* [Description of the task]
Return all of the data exactly as written, without the pictures.

* [Input rows]

● ● ● ● ●

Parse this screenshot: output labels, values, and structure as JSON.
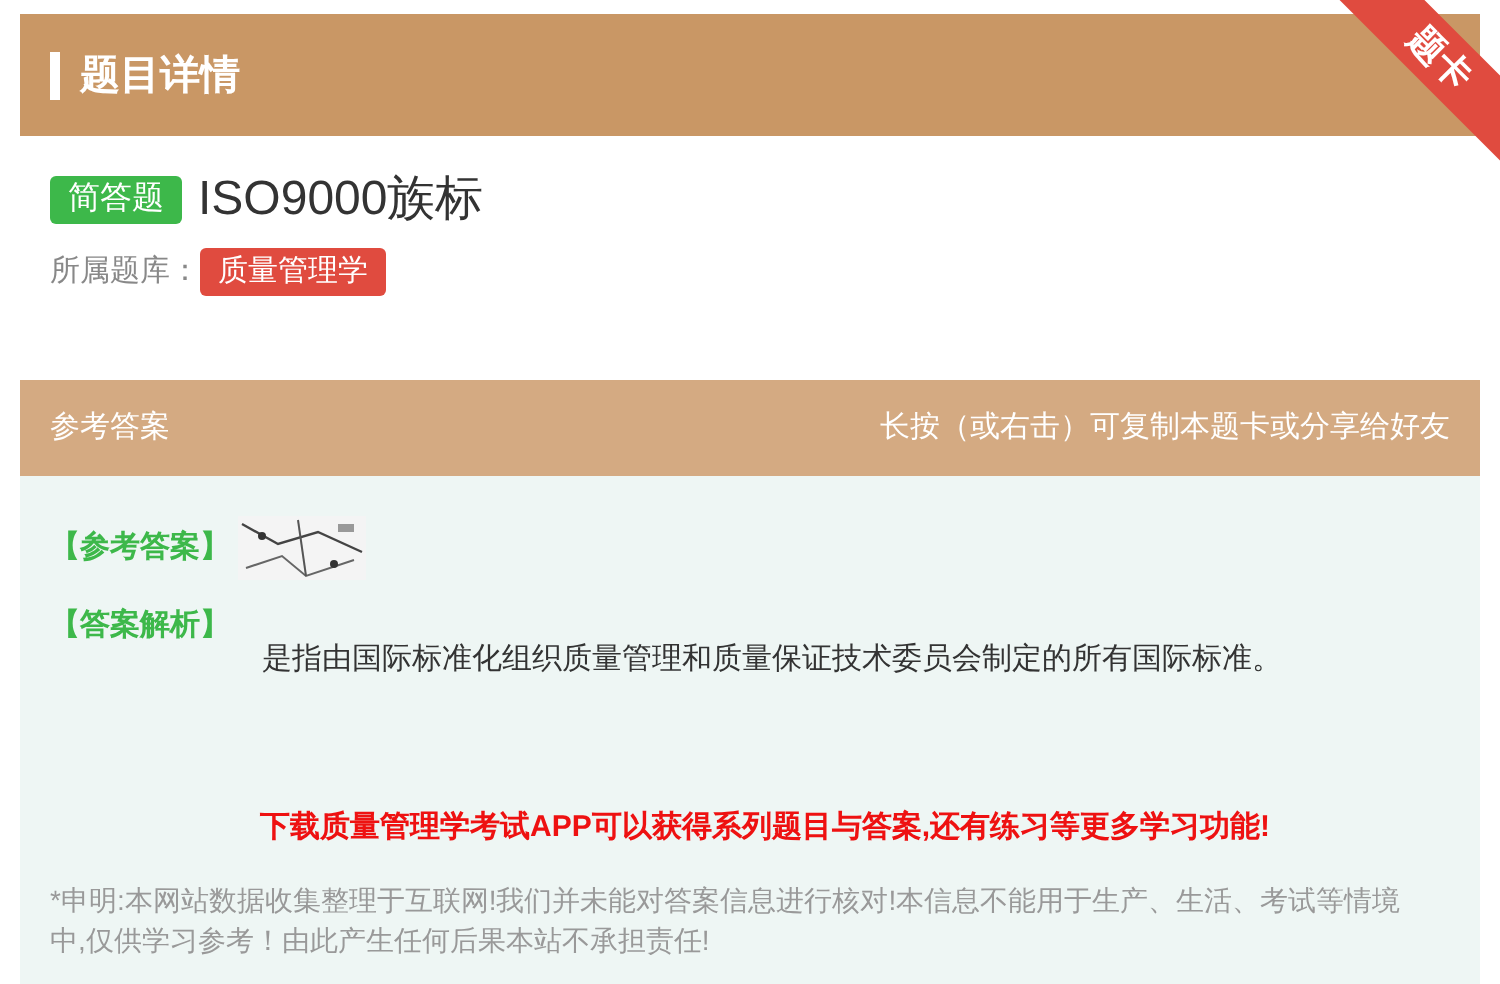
{
  "header": {
    "title": "题目详情",
    "ribbon": "题卡"
  },
  "question": {
    "type_badge": "简答题",
    "title": "ISO9000族标",
    "bank_label": "所属题库：",
    "bank": "质量管理学"
  },
  "answer_bar": {
    "title": "参考答案",
    "hint": "长按（或右击）可复制本题卡或分享给好友"
  },
  "answer": {
    "answer_label": "【参考答案】",
    "analysis_label": "【答案解析】",
    "analysis": "是指由国际标准化组织质量管理和质量保证技术委员会制定的所有国际标准。"
  },
  "promo": "下载质量管理学考试APP可以获得系列题目与答案,还有练习等更多学习功能!",
  "disclaimer": "*申明:本网站数据收集整理于互联网!我们并未能对答案信息进行核对!本信息不能用于生产、生活、考试等情境中,仅供学习参考！由此产生任何后果本站不承担责任!"
}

● ● ● ● ●

* [Answer for this exercise]
Parse this screenshot: output labels, values, and structure as JSON.
{
  "header": {
    "title": "题目详情",
    "ribbon": "题卡"
  },
  "question": {
    "type_badge": "简答题",
    "title": "ISO9000族标",
    "bank_label": "所属题库：",
    "bank": "质量管理学"
  },
  "answer_bar": {
    "title": "参考答案",
    "hint": "长按（或右击）可复制本题卡或分享给好友"
  },
  "answer": {
    "answer_label": "【参考答案】",
    "analysis_label": "【答案解析】",
    "analysis": "是指由国际标准化组织质量管理和质量保证技术委员会制定的所有国际标准。"
  },
  "promo": "下载质量管理学考试APP可以获得系列题目与答案,还有练习等更多学习功能!",
  "disclaimer": "*申明:本网站数据收集整理于互联网!我们并未能对答案信息进行核对!本信息不能用于生产、生活、考试等情境中,仅供学习参考！由此产生任何后果本站不承担责任!"
}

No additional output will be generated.